▸ **WRITTEN EXERCISE**:
Extract, from the listing that follows, each line containing the word "занятия".

BEGIN INPUT RECORDS

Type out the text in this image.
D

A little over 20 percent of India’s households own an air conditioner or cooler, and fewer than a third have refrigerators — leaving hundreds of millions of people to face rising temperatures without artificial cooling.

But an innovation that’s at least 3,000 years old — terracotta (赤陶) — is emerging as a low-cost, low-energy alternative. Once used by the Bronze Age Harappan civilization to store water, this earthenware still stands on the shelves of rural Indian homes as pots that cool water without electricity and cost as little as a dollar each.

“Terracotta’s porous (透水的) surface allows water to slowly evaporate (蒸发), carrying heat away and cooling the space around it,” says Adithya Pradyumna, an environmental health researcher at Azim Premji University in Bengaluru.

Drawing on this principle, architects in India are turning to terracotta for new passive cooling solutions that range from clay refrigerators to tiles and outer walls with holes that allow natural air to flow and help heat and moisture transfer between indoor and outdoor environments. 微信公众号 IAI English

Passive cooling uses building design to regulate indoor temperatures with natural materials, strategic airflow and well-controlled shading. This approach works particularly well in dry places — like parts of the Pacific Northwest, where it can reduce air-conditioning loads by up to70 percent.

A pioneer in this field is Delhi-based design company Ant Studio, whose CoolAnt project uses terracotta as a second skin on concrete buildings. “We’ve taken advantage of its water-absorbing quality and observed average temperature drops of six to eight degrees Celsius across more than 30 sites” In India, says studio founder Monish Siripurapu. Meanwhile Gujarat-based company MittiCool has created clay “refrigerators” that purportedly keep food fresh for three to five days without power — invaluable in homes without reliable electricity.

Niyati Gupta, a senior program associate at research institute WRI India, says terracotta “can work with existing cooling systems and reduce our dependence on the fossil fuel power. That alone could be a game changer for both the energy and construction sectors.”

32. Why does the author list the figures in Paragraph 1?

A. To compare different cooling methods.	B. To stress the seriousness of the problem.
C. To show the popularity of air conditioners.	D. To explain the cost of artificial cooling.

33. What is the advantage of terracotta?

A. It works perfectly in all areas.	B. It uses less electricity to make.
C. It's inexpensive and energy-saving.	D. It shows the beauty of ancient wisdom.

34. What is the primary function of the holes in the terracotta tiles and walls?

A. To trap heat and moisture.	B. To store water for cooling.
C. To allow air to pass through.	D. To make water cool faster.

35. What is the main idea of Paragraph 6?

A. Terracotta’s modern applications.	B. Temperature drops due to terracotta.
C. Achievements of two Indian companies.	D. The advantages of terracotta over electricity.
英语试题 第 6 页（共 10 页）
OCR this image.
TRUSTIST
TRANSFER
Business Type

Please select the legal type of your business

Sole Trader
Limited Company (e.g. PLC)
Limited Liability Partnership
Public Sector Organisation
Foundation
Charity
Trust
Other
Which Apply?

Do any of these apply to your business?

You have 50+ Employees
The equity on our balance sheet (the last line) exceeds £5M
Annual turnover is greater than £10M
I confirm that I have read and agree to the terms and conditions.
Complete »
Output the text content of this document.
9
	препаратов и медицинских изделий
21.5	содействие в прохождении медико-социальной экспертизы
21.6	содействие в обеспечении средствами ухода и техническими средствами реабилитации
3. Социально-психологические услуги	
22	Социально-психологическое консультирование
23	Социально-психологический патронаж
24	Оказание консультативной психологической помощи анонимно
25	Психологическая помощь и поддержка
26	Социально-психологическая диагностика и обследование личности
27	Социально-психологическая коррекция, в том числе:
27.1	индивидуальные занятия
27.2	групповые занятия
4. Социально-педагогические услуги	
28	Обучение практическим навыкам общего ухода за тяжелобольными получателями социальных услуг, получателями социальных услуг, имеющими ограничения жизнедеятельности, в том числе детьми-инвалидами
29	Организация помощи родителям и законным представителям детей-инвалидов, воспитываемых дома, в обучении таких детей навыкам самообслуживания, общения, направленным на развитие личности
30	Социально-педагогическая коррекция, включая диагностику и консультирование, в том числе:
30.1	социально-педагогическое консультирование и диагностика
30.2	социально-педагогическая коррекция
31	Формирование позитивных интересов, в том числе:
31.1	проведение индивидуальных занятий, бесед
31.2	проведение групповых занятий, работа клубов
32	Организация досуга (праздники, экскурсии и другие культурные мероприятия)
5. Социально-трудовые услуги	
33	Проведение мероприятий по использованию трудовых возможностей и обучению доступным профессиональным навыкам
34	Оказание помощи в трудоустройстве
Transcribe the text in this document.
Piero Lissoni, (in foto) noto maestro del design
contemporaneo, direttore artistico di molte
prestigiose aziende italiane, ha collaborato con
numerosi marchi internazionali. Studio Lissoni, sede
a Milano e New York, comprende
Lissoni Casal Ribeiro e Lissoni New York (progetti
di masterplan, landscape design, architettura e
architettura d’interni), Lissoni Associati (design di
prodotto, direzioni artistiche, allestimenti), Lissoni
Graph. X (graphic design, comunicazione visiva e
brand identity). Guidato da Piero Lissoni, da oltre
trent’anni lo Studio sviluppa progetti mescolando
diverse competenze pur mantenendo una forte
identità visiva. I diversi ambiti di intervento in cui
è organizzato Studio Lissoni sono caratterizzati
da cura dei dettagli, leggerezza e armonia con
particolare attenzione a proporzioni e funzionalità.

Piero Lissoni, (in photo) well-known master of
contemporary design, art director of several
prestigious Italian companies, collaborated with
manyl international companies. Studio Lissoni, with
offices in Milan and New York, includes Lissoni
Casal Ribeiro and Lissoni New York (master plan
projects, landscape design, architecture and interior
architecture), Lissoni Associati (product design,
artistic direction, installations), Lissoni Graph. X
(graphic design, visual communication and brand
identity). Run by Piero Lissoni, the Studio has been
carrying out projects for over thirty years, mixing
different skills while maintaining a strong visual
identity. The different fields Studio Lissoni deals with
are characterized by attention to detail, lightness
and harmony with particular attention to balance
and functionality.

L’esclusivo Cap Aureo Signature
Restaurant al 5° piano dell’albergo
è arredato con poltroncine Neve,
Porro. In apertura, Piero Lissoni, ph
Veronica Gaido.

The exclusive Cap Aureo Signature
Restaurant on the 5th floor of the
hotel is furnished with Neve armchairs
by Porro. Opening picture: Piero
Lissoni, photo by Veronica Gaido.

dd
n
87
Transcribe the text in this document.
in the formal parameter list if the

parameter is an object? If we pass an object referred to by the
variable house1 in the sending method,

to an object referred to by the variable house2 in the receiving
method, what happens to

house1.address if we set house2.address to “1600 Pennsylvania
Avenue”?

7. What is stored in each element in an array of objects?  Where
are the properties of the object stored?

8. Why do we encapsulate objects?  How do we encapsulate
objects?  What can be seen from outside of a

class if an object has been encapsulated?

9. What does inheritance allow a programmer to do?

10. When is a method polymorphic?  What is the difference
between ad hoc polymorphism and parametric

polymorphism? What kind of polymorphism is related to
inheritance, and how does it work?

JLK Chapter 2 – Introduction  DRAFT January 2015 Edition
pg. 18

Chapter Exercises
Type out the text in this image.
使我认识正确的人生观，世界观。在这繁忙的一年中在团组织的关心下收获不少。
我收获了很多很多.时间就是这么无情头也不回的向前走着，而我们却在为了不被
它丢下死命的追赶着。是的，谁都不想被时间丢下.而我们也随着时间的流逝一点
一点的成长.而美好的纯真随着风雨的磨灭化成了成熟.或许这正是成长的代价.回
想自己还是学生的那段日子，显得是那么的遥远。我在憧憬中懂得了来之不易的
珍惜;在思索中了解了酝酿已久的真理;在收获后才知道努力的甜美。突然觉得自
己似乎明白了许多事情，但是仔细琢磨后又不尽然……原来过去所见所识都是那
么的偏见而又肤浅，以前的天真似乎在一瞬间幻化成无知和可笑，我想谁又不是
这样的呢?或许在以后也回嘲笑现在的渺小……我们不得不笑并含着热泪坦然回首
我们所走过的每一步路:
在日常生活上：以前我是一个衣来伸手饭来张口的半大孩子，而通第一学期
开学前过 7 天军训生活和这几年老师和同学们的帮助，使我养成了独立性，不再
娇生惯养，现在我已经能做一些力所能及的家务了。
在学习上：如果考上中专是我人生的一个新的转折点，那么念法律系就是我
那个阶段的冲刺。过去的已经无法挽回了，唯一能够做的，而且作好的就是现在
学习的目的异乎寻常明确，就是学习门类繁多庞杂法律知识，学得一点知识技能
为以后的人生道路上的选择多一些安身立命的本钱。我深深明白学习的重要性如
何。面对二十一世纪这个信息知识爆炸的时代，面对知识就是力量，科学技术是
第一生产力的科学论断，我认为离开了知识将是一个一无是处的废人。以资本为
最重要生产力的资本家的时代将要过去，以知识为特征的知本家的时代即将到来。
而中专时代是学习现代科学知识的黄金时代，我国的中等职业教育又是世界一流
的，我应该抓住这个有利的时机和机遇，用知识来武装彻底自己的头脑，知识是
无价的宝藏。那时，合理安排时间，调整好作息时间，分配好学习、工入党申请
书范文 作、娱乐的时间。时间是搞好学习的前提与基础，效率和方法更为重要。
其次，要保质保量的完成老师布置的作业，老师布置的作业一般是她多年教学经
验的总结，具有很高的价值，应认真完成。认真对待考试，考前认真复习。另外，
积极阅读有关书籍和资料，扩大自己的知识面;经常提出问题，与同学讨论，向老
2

END INPUT RECORDS

▸ **FULL RESPONSE**:
27.1	индивидуальные занятия
27.2	групповые занятия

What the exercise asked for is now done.